## Written problem
Filter the lines below, copying only those with the string "firma".

## Supplied data
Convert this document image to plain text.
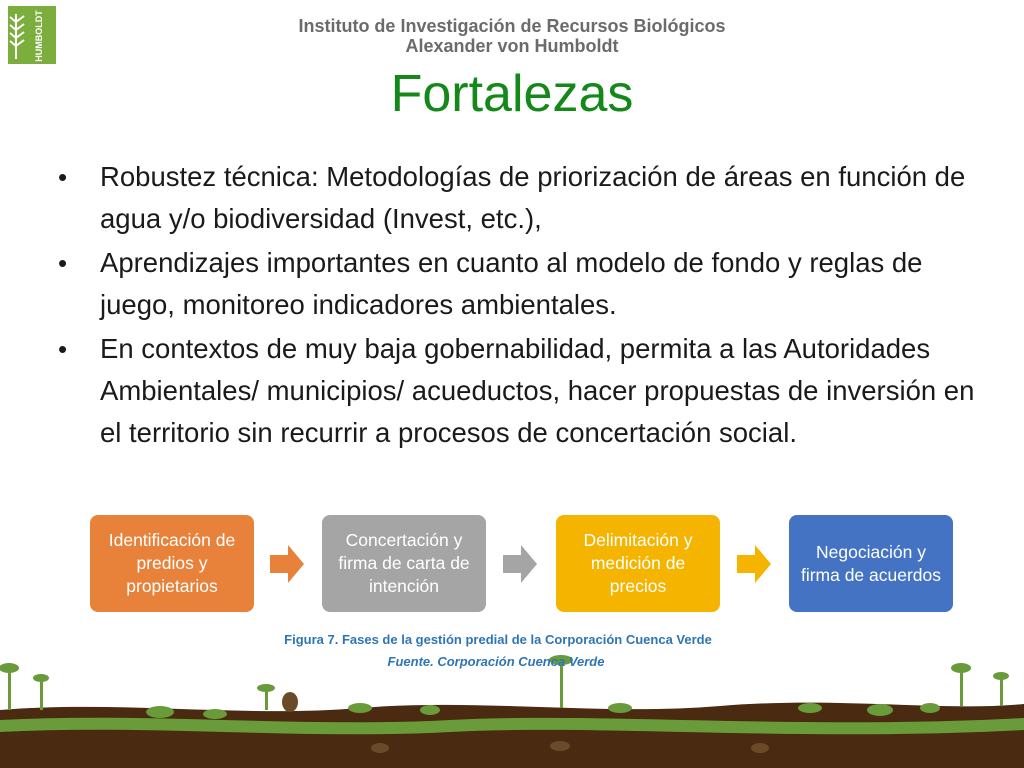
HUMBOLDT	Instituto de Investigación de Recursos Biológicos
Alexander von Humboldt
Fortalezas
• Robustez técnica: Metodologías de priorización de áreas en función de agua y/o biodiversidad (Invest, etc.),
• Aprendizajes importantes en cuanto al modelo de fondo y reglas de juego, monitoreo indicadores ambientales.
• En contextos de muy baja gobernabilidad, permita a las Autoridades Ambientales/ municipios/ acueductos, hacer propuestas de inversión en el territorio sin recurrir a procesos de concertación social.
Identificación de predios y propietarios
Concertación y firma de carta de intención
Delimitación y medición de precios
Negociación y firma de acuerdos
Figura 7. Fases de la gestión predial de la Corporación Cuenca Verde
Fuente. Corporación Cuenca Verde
...
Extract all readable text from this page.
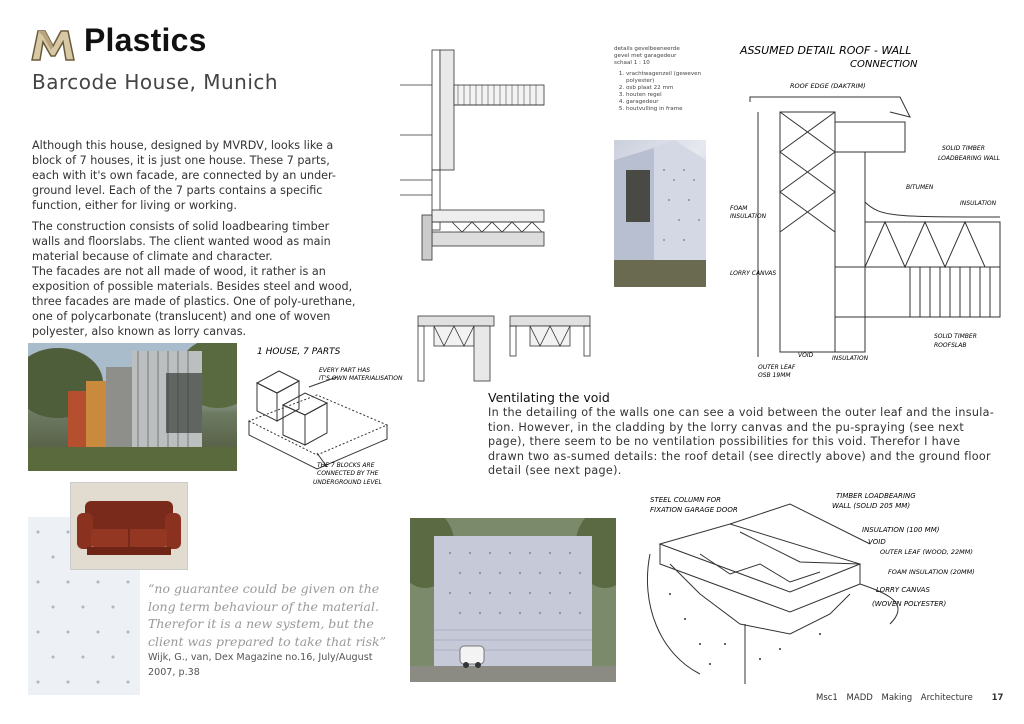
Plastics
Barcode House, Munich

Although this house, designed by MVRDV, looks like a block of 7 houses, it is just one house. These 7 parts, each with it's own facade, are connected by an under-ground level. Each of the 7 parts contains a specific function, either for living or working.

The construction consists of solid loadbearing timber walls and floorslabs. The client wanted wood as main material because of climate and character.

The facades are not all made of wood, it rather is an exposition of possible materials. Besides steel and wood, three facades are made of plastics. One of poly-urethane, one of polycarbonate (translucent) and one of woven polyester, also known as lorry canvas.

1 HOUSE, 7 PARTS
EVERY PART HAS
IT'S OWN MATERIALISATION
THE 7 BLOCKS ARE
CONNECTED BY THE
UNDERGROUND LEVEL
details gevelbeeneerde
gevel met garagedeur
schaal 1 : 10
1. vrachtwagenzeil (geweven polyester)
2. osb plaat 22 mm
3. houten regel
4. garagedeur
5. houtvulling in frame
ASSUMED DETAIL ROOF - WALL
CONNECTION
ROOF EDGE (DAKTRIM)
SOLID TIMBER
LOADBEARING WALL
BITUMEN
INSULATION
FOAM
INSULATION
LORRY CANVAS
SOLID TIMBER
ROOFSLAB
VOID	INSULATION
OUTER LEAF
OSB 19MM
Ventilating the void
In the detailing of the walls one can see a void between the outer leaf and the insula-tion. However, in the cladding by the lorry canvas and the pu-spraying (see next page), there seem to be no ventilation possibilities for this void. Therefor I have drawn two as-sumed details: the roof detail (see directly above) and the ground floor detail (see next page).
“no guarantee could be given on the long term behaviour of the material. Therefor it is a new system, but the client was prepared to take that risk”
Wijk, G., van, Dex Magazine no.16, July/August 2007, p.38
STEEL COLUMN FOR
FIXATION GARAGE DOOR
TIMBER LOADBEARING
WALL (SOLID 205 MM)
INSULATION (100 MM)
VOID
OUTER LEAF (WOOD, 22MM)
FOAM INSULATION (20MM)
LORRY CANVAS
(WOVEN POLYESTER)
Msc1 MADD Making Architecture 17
* * *
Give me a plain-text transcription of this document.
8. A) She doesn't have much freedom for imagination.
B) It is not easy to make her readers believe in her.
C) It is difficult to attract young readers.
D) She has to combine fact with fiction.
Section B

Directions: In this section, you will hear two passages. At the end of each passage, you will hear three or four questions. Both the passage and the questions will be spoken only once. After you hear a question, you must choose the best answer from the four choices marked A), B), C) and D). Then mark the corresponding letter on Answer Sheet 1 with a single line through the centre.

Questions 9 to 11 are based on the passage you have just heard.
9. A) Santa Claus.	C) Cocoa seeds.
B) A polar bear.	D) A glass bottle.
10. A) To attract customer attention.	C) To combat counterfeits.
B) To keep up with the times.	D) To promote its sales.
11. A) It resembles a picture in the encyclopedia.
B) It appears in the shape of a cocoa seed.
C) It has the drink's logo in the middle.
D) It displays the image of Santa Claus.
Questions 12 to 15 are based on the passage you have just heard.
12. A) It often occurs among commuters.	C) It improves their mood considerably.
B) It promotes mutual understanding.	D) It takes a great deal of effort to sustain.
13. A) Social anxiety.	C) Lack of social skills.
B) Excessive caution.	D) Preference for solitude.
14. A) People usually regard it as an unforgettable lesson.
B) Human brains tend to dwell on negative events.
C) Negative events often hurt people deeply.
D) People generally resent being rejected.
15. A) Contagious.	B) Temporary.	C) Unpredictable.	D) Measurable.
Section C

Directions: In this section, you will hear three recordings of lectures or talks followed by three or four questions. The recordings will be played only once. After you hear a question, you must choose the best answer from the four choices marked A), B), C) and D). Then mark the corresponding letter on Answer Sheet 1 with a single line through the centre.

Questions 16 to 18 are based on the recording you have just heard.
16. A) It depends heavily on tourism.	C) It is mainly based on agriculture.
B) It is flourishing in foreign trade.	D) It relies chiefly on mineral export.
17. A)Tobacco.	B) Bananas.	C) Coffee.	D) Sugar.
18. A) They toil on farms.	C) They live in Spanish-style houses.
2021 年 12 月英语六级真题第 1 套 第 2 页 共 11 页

## Reply
Concertación y firma de carta de intención
Negociación y firma de acuerdos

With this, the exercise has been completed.